Neuroblastoma is one of the most malignant tumors in children. Autophagy-related genes (ARGs) play an essential role in neuroblastoma, but the expression signature has rarely been investigated in prognosis. We aimed to identify and assess prognostic ARGs signature to predict overall survival (OS) in the patients.

Methods

234 ARGs were obtained from The Human Autophagy Database. Differentially expressed ARGs were identified based on Therapeutically Applicable Research To Generate Effective Treatments database. Bioinformatics analysis using the Gene Ontology and the Kyoto Encyclopedia of Genes and Genomes platforms was performed. The Lasso cox regression analysis was performed to screen hub prognostic ARGs for overall survival, hub genes were used to calculate the risk score of each patient. The prognostic nomogram based on risk score and clinical factors was constructed. its performance was evaluated by receiver operating characteristic (ROC), and calibration curves. Finally, we prepared a Shiny R application to automatically calculate the predicted OS rate.

Exercise prompt | Continue the text on autophagy-related genes in neuroblastoma, starting after its final sentence. None of the data below is needed.

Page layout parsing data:

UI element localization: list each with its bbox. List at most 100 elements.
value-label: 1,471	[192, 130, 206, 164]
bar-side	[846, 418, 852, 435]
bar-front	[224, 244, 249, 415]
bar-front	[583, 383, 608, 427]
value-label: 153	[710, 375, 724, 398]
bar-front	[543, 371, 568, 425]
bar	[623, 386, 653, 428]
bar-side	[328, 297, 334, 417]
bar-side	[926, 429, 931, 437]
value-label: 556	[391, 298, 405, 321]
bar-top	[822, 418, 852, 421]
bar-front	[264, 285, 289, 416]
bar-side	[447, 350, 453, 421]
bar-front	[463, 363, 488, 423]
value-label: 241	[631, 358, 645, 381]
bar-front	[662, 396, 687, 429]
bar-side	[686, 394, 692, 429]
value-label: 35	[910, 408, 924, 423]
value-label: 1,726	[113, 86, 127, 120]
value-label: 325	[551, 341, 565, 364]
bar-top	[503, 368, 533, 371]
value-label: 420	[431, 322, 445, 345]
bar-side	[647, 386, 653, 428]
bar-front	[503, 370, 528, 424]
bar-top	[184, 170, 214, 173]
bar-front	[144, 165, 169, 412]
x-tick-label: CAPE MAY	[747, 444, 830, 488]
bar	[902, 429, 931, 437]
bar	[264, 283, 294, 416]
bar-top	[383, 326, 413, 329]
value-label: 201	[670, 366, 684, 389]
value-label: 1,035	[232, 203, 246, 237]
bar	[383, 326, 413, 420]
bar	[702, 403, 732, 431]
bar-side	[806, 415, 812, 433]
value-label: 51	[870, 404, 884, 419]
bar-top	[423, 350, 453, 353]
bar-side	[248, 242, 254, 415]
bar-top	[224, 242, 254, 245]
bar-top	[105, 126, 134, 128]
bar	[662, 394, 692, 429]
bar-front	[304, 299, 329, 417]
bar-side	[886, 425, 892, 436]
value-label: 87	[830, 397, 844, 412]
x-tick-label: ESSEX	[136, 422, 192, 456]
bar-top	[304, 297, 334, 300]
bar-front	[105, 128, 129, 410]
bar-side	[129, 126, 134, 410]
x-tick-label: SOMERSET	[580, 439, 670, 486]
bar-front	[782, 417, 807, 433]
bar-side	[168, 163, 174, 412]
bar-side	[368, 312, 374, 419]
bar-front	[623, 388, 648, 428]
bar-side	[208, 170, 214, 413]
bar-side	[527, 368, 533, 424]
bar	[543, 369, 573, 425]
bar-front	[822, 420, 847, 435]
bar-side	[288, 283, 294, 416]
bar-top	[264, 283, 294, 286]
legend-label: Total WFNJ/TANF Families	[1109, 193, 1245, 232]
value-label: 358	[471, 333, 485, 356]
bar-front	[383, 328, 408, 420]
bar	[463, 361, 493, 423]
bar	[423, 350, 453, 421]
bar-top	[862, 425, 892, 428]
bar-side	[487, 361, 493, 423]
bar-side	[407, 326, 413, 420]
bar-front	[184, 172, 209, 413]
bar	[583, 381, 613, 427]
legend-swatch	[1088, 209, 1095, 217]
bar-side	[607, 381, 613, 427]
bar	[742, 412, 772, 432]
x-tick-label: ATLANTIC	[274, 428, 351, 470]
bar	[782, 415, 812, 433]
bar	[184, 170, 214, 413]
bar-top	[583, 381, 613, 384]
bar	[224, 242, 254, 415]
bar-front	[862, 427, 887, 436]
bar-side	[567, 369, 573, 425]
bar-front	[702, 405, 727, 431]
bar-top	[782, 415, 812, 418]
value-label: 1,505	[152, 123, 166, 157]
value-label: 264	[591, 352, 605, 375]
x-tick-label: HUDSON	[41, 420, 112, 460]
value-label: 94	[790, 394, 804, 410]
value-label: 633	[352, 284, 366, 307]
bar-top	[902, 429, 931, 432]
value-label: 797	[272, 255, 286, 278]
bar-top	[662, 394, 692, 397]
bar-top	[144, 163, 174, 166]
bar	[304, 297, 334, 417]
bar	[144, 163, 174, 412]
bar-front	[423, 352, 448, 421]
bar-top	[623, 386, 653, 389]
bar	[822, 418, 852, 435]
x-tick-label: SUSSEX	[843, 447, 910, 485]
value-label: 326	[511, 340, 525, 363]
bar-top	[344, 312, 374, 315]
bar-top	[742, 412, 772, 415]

Response for this exercise |
Results

The OS-related prognostic model was constructed based on 4 ARGs (VTN, EXOC4, BIRC5, CFTR) and significantly stratified patients into high- and low-risk groups in terms of OS (P < 0.001). The area under the curve of the model were 0.7 in 3- year survival, 0.672 in 5- year survival, 0.819 in 10- year survival. Risk score based on the expression of 4 hub genes and 3 clinical factors (DNA ploidy, INSS stage and MKI index) were identified as significant prognostic factors (P < 0.001). A nomogram was constructed by the above 4 poor factors, the calibration curves showed optimal agreement between the probability as predicted by the nomogram and the actual probability. A interactive online shiny website was constructed finally.

Conclusions

Our ARGs based prediction model is a reliable prognostic and predictive tool for long term overall survival in neuroblastoma.

Clinical trial identification

Editorial acknowledgement

Legal entity responsible for the study

Tianjin Medical University Cancer Institute and Hospital.

Funding

National Key R&D Program of China.

Disclosure

All authors have declared no conflicts of interest.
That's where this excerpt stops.